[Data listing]
-- -- --

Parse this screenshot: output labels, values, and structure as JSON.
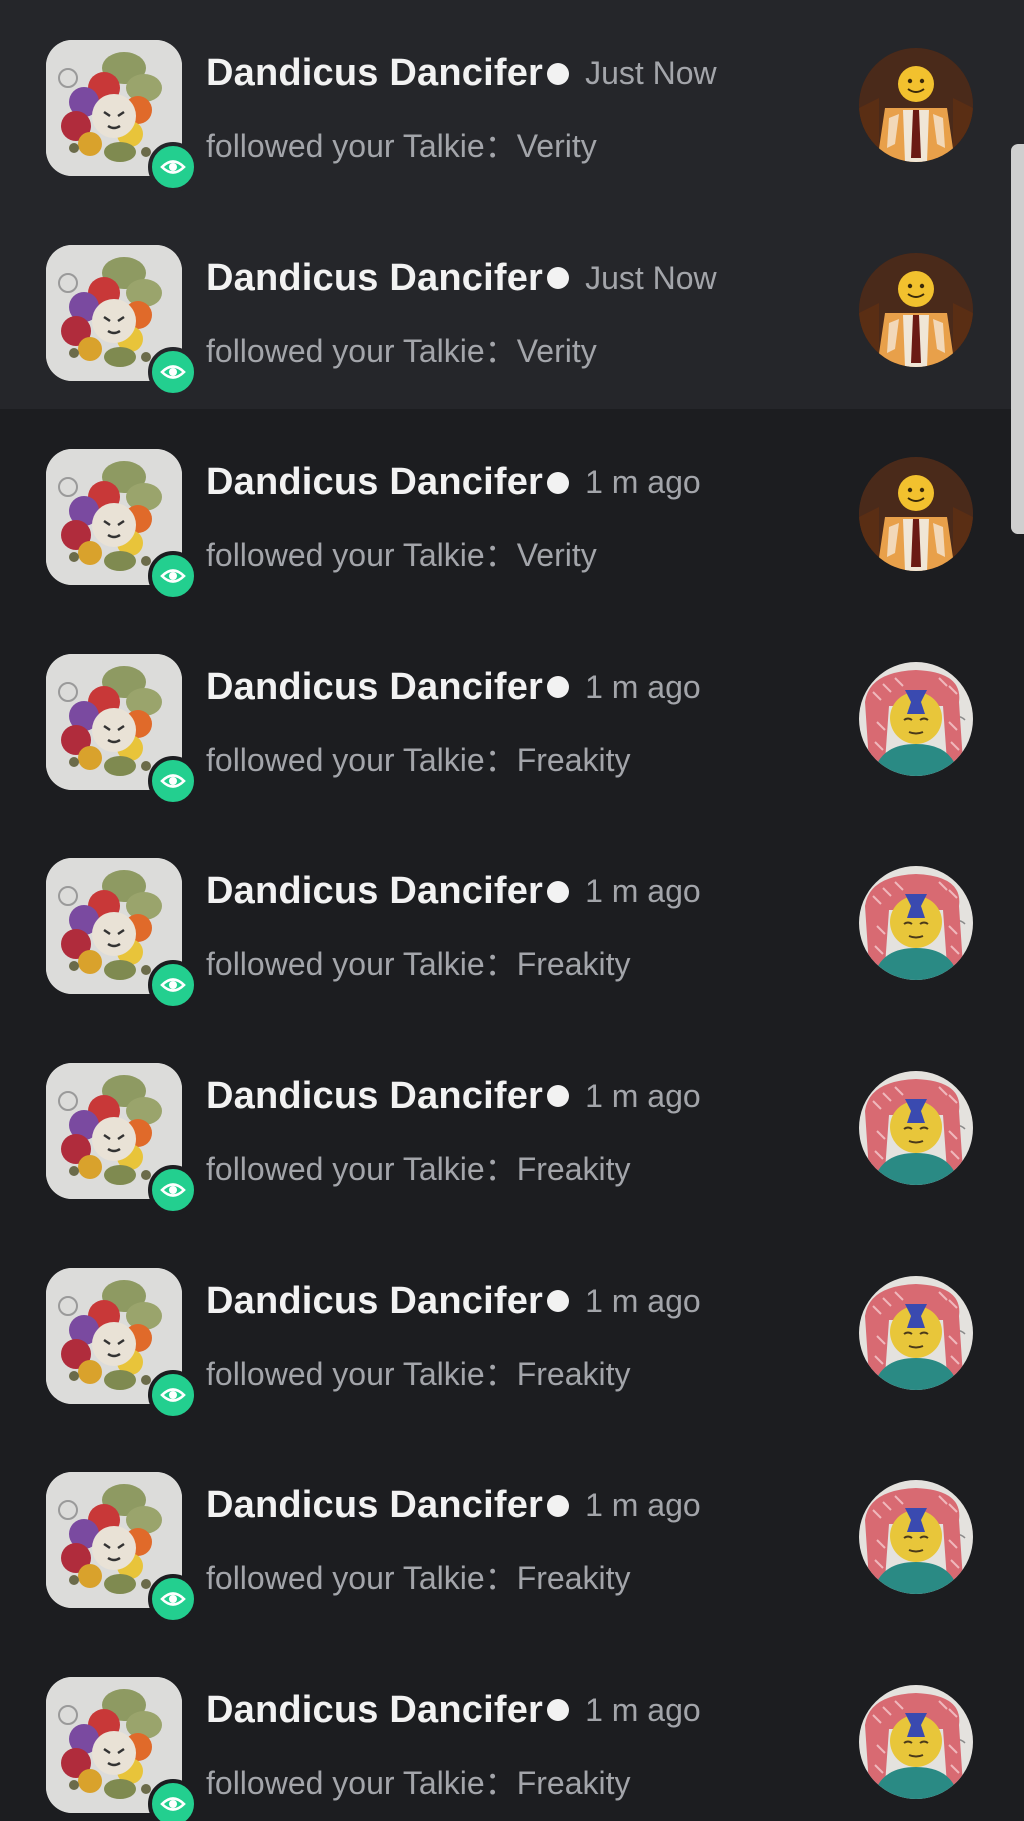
{
  "notifications": [
    {
      "username": "Dandicus Dancifer",
      "time": "Just Now",
      "action": "followed your Talkie",
      "separator": "：",
      "talkie": "Verity",
      "thumb": "verity",
      "unread": true
    },
    {
      "username": "Dandicus Dancifer",
      "time": "Just Now",
      "action": "followed your Talkie",
      "separator": "：",
      "talkie": "Verity",
      "thumb": "verity",
      "unread": true
    },
    {
      "username": "Dandicus Dancifer",
      "time": "1 m ago",
      "action": "followed your Talkie",
      "separator": "：",
      "talkie": "Verity",
      "thumb": "verity",
      "unread": false
    },
    {
      "username": "Dandicus Dancifer",
      "time": "1 m ago",
      "action": "followed your Talkie",
      "separator": "：",
      "talkie": "Freakity",
      "thumb": "freakity",
      "unread": false
    },
    {
      "username": "Dandicus Dancifer",
      "time": "1 m ago",
      "action": "followed your Talkie",
      "separator": "：",
      "talkie": "Freakity",
      "thumb": "freakity",
      "unread": false
    },
    {
      "username": "Dandicus Dancifer",
      "time": "1 m ago",
      "action": "followed your Talkie",
      "separator": "：",
      "talkie": "Freakity",
      "thumb": "freakity",
      "unread": false
    },
    {
      "username": "Dandicus Dancifer",
      "time": "1 m ago",
      "action": "followed your Talkie",
      "separator": "：",
      "talkie": "Freakity",
      "thumb": "freakity",
      "unread": false
    },
    {
      "username": "Dandicus Dancifer",
      "time": "1 m ago",
      "action": "followed your Talkie",
      "separator": "：",
      "talkie": "Freakity",
      "thumb": "freakity",
      "unread": false
    },
    {
      "username": "Dandicus Dancifer",
      "time": "1 m ago",
      "action": "followed your Talkie",
      "separator": "：",
      "talkie": "Freakity",
      "thumb": "freakity",
      "unread": false
    }
  ],
  "icons": {
    "badge": "eye-icon",
    "status_dot": "online-dot"
  },
  "colors": {
    "background": "#1c1d20",
    "unread_background": "#25262a",
    "badge": "#23cf8f",
    "primary_text": "#f2f2f2",
    "secondary_text": "#a3a5aa"
  }
}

-- -- --

## WHAT IS BEING ASKED
Print all entries exactly. The images do not belong in the copy.

## SOLVED PROBLEM
Parse this screenshot: output labels, values, and structure as JSON.
{
  "notifications": [
    {
      "username": "Dandicus Dancifer",
      "time": "Just Now",
      "action": "followed your Talkie",
      "separator": "：",
      "talkie": "Verity",
      "thumb": "verity",
      "unread": true
    },
    {
      "username": "Dandicus Dancifer",
      "time": "Just Now",
      "action": "followed your Talkie",
      "separator": "：",
      "talkie": "Verity",
      "thumb": "verity",
      "unread": true
    },
    {
      "username": "Dandicus Dancifer",
      "time": "1 m ago",
      "action": "followed your Talkie",
      "separator": "：",
      "talkie": "Verity",
      "thumb": "verity",
      "unread": false
    },
    {
      "username": "Dandicus Dancifer",
      "time": "1 m ago",
      "action": "followed your Talkie",
      "separator": "：",
      "talkie": "Freakity",
      "thumb": "freakity",
      "unread": false
    },
    {
      "username": "Dandicus Dancifer",
      "time": "1 m ago",
      "action": "followed your Talkie",
      "separator": "：",
      "talkie": "Freakity",
      "thumb": "freakity",
      "unread": false
    },
    {
      "username": "Dandicus Dancifer",
      "time": "1 m ago",
      "action": "followed your Talkie",
      "separator": "：",
      "talkie": "Freakity",
      "thumb": "freakity",
      "unread": false
    },
    {
      "username": "Dandicus Dancifer",
      "time": "1 m ago",
      "action": "followed your Talkie",
      "separator": "：",
      "talkie": "Freakity",
      "thumb": "freakity",
      "unread": false
    },
    {
      "username": "Dandicus Dancifer",
      "time": "1 m ago",
      "action": "followed your Talkie",
      "separator": "：",
      "talkie": "Freakity",
      "thumb": "freakity",
      "unread": false
    },
    {
      "username": "Dandicus Dancifer",
      "time": "1 m ago",
      "action": "followed your Talkie",
      "separator": "：",
      "talkie": "Freakity",
      "thumb": "freakity",
      "unread": false
    }
  ],
  "icons": {
    "badge": "eye-icon",
    "status_dot": "online-dot"
  },
  "colors": {
    "background": "#1c1d20",
    "unread_background": "#25262a",
    "badge": "#23cf8f",
    "primary_text": "#f2f2f2",
    "secondary_text": "#a3a5aa"
  }
}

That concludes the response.